Identified flying object lands in Oak Harbor

A large, circular object rose in the air, traveled a short distance and then gently touched down in Elllie Murphy’s backyard.

Time to call the UFO Reporting Center?

Nope. Time to go outside and enjoy the trampoline, which blew into Murphy’s yard during Wednesday morning’s wind storm.

Murphy, a grandmother and nurse who works at Whidbey General Hospital, had to do a double-take when she looked out the window into her backyard before noon. There was a trampoline where there had been none before.

How it arrived would have been easier determined had it simply crashed in a wind-blown fashion. But the big trampoline with its heavy steel frame surrounded by six-feet of nylon safety netting looked like it had been carefully placed in the corner of her yard, perhaps by a trained crew of trampoline installers. Only a single bent branch on an ornamental shrub suggested anything amiss. It was rock solid, safe enough for Murphy to crawl through the netting and try it out.

“It’s amazing,” Murphy said as she stood on the trampoline’s bouncy surface. “I was in the front room and it didn’t make a sound.”

Murphy knew that her neighbor had a trampoline, but she couldn’t believe this was it. It turned out that it was, even though it had to fly over a fence to change locations.

“What’s really amazing is I have a six-foot fence,” she said. “The wind picked it up and put it right there.” The fence-hopping trampoline flew approximately 60 feet thanks to winds that topped 60 miles per hour. Murphy lives on the steep hill above Wal-Mart, so there must have been a big updraft.

Across the fence lives another grandmother, Sharon Osorio, who is retired. “I went to school to pick up the kids, came home and the trampoline was gone,” she said. “My granddaughter said ‘grandma, where’s our trampoline? Who took our trampoline?’ I never expected it would fly out of our yard.”

From Osorio’s perspective, the flight of the trampoline was even more impressive. It had to wend its way between tall fir trees and fly over a small shed to reach the fence, parts of which are eight feet high including the lattice work.

“It went between the fir trees and had to lift really high to get over there,” she said. “It was kind of a miracle. That thing is not light.”

Murphy said her grandchildren would no doubt enjoy playing on the trampoline, but it’s going back to its rightful owner.

There’s only one problem, according to Osorio. “How in the world am I going to bet it back over here? How can we lift it over that fence?”

▶ **MATERIAL PROVIDED**
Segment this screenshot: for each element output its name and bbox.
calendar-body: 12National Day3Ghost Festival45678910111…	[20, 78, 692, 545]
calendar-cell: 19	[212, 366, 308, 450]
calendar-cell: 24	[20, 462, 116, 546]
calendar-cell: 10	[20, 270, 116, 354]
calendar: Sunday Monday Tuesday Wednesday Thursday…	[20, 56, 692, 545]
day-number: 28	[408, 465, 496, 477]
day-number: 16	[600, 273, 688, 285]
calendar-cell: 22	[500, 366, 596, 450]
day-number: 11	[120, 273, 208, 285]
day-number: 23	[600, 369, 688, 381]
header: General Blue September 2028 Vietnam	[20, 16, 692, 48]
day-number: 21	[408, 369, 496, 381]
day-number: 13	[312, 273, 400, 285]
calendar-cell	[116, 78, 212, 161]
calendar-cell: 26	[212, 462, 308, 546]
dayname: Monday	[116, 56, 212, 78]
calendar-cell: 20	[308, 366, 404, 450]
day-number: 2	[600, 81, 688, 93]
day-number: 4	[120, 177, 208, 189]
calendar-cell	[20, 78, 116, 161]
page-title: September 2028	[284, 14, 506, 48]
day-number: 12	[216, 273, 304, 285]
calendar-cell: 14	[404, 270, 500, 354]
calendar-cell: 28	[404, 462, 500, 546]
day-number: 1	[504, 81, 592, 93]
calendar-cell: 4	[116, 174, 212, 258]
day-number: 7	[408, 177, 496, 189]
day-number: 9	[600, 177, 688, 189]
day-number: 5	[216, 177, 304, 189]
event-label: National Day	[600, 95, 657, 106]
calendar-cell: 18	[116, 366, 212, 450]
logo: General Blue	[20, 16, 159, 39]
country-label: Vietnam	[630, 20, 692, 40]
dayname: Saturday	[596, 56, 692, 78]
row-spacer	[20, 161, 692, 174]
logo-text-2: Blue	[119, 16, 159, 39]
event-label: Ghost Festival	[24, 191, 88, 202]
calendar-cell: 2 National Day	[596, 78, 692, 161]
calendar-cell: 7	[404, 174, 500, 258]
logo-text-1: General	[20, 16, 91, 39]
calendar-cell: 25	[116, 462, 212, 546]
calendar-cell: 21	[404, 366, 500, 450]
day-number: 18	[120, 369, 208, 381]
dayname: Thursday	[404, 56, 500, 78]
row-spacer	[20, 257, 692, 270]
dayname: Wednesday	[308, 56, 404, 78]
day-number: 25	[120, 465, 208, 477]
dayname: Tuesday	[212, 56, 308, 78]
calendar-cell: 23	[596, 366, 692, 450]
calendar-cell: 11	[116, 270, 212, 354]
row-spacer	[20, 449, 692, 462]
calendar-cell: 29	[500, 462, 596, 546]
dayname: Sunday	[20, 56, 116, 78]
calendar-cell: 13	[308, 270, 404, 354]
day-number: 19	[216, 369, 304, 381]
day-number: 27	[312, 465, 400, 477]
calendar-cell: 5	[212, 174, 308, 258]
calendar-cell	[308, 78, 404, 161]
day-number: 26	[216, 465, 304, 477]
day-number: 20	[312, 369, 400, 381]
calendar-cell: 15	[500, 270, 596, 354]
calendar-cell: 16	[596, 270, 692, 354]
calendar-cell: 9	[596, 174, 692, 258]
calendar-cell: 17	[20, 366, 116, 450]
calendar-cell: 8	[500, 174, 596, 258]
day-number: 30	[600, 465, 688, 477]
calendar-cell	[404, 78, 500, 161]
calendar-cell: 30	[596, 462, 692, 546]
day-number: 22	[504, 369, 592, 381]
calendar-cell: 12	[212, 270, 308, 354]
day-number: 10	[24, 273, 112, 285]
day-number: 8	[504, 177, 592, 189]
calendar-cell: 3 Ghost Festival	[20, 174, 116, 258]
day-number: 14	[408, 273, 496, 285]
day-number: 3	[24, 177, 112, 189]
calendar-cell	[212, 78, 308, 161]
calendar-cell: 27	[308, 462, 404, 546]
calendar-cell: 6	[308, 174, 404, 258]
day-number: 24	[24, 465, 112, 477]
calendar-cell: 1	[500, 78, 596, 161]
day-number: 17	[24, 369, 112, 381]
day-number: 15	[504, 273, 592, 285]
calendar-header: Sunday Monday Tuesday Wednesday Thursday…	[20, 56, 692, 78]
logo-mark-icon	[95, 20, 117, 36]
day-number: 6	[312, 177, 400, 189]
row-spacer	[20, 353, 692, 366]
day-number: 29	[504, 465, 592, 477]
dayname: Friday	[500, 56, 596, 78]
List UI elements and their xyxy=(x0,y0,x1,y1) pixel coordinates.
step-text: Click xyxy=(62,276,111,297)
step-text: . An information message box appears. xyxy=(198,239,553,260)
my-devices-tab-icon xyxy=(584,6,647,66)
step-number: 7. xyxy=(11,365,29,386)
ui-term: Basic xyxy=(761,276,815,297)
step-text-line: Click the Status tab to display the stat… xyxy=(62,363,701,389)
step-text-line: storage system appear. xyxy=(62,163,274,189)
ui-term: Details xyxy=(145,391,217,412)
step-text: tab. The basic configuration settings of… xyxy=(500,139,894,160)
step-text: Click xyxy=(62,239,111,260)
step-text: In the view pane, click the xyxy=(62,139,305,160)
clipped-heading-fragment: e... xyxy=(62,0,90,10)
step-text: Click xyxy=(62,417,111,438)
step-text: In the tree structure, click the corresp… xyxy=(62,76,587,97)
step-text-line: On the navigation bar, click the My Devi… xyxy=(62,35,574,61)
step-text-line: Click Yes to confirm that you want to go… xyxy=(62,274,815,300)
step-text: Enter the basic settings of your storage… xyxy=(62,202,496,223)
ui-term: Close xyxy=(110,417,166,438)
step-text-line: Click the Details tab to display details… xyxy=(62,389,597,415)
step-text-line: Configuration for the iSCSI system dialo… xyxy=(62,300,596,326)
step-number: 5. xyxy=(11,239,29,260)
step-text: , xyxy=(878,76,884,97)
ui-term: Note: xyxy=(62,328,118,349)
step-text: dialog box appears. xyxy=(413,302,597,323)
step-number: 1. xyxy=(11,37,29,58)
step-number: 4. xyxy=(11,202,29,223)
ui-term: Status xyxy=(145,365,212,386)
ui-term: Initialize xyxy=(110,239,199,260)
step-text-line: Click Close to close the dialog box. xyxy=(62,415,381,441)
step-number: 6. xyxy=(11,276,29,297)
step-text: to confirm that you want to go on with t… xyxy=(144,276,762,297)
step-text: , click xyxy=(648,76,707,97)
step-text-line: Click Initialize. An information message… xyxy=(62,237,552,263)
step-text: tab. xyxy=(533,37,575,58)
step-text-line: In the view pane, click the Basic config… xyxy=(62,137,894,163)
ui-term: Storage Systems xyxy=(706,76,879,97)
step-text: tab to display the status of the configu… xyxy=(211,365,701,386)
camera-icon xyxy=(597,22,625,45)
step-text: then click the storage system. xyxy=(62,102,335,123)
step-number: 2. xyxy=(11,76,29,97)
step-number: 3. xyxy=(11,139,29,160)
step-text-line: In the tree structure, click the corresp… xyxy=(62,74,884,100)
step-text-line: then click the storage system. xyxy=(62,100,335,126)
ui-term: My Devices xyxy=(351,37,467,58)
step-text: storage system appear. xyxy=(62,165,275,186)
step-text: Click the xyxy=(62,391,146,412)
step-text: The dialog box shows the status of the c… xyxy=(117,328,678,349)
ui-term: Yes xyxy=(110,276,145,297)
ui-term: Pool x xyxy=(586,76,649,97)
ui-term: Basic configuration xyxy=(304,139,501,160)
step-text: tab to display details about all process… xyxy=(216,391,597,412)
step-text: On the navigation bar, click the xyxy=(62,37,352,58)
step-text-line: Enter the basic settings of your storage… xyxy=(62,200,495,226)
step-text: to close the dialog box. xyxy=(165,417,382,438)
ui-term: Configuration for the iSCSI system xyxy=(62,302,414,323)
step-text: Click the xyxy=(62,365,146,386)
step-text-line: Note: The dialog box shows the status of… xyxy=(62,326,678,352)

▶ **WHAT THE EXERCISE ASKS**
Can you copy the trampoline article again, everything from "Identified flying object" down to "Elllie Murphy’s backyard.", swapping "backyard" for "garden"?

▶ **OUTPUT FOR THIS TASK**
Identified flying object lands in Oak Harbor

A large, circular object rose in the air, traveled a short distance and then gently touched down in Elllie Murphy’s garden.